What is expected: Output the full material exactly as it appears here.

[Saved entries]

******

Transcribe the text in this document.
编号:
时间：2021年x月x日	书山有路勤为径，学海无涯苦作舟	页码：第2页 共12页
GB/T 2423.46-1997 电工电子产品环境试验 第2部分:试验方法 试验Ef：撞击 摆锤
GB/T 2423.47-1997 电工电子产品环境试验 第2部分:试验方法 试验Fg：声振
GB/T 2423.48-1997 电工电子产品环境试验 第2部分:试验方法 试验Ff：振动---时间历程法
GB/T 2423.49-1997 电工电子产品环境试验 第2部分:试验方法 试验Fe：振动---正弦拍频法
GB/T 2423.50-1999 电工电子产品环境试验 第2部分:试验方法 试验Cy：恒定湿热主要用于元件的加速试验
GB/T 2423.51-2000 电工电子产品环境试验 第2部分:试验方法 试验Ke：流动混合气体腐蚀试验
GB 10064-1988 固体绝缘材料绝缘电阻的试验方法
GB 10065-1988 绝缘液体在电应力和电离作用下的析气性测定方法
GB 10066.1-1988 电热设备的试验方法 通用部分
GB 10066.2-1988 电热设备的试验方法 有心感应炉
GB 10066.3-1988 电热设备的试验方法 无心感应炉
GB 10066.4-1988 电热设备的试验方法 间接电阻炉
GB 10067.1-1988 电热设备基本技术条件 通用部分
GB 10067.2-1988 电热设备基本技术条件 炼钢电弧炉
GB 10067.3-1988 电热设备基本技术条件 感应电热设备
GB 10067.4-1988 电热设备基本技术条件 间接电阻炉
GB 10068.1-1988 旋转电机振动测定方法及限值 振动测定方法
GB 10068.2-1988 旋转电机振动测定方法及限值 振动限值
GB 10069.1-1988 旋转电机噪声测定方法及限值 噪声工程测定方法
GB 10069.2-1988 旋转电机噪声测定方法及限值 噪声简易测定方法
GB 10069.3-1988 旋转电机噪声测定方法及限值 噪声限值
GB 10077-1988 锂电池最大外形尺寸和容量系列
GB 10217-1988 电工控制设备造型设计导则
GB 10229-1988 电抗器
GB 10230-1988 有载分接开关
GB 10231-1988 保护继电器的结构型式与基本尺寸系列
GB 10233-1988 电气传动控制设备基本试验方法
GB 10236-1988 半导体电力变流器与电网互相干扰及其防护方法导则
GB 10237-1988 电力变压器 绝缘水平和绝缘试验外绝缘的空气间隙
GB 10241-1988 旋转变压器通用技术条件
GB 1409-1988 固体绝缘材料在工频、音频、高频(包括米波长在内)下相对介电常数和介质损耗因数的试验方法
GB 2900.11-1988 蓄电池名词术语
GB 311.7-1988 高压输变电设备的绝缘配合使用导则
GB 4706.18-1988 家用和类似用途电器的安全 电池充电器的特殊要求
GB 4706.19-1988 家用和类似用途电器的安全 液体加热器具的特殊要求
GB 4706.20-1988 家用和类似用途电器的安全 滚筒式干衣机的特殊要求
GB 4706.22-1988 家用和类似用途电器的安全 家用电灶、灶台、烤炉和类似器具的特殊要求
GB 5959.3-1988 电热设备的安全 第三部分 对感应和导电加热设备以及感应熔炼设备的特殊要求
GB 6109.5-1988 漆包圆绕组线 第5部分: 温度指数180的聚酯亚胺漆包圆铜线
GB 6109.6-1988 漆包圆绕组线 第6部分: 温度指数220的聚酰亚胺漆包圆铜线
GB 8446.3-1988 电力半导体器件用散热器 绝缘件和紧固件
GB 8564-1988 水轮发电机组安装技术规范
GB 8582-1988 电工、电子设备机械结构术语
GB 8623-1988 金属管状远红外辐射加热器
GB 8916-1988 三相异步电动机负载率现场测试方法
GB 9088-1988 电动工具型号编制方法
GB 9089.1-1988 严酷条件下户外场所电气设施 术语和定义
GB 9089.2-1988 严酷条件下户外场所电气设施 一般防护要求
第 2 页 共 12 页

******

Exercise solution:
Transcribe the text in this document.
编号:
时间：2021年x月x日	书山有路勤为径，学海无涯苦作舟	页码：第2页 共12页
GB/T 2423.46-1997 电工电子产品环境试验 第2部分:试验方法 试验Ef：撞击 摆锤
GB/T 2423.47-1997 电工电子产品环境试验 第2部分:试验方法 试验Fg：声振
GB/T 2423.48-1997 电工电子产品环境试验 第2部分:试验方法 试验Ff：振动---时间历程法
GB/T 2423.49-1997 电工电子产品环境试验 第2部分:试验方法 试验Fe：振动---正弦拍频法
GB/T 2423.50-1999 电工电子产品环境试验 第2部分:试验方法 试验Cy：恒定湿热主要用于元件的加速试验
GB/T 2423.51-2000 电工电子产品环境试验 第2部分:试验方法 试验Ke：流动混合气体腐蚀试验
GB 10064-1988 固体绝缘材料绝缘电阻的试验方法
GB 10065-1988 绝缘液体在电应力和电离作用下的析气性测定方法
GB 10066.1-1988 电热设备的试验方法 通用部分
GB 10066.2-1988 电热设备的试验方法 有心感应炉
GB 10066.3-1988 电热设备的试验方法 无心感应炉
GB 10066.4-1988 电热设备的试验方法 间接电阻炉
GB 10067.1-1988 电热设备基本技术条件 通用部分
GB 10067.2-1988 电热设备基本技术条件 炼钢电弧炉
GB 10067.3-1988 电热设备基本技术条件 感应电热设备
GB 10067.4-1988 电热设备基本技术条件 间接电阻炉
GB 10068.1-1988 旋转电机振动测定方法及限值 振动测定方法
GB 10068.2-1988 旋转电机振动测定方法及限值 振动限值
GB 10069.1-1988 旋转电机噪声测定方法及限值 噪声工程测定方法
GB 10069.2-1988 旋转电机噪声测定方法及限值 噪声简易测定方法
GB 10069.3-1988 旋转电机噪声测定方法及限值 噪声限值
GB 10077-1988 锂电池最大外形尺寸和容量系列
GB 10217-1988 电工控制设备造型设计导则
GB 10229-1988 电抗器
GB 10230-1988 有载分接开关
GB 10231-1988 保护继电器的结构型式与基本尺寸系列
GB 10233-1988 电气传动控制设备基本试验方法
GB 10236-1988 半导体电力变流器与电网互相干扰及其防护方法导则
GB 10237-1988 电力变压器 绝缘水平和绝缘试验外绝缘的空气间隙
GB 10241-1988 旋转变压器通用技术条件
GB 1409-1988 固体绝缘材料在工频、音频、高频(包括米波长在内)下相对介电常数和介质损耗因数的试验方法
GB 2900.11-1988 蓄电池名词术语
GB 311.7-1988 高压输变电设备的绝缘配合使用导则
GB 4706.18-1988 家用和类似用途电器的安全 电池充电器的特殊要求
GB 4706.19-1988 家用和类似用途电器的安全 液体加热器具的特殊要求
GB 4706.20-1988 家用和类似用途电器的安全 滚筒式干衣机的特殊要求
GB 4706.22-1988 家用和类似用途电器的安全 家用电灶、灶台、烤炉和类似器具的特殊要求
GB 5959.3-1988 电热设备的安全 第三部分 对感应和导电加热设备以及感应熔炼设备的特殊要求
GB 6109.5-1988 漆包圆绕组线 第5部分: 温度指数180的聚酯亚胺漆包圆铜线
GB 6109.6-1988 漆包圆绕组线 第6部分: 温度指数220的聚酰亚胺漆包圆铜线
GB 8446.3-1988 电力半导体器件用散热器 绝缘件和紧固件
GB 8564-1988 水轮发电机组安装技术规范
GB 8582-1988 电工、电子设备机械结构术语
GB 8623-1988 金属管状远红外辐射加热器
GB 8916-1988 三相异步电动机负载率现场测试方法
GB 9088-1988 电动工具型号编制方法
GB 9089.1-1988 严酷条件下户外场所电气设施 术语和定义
GB 9089.2-1988 严酷条件下户外场所电气设施 一般防护要求
第 2 页 共 12 页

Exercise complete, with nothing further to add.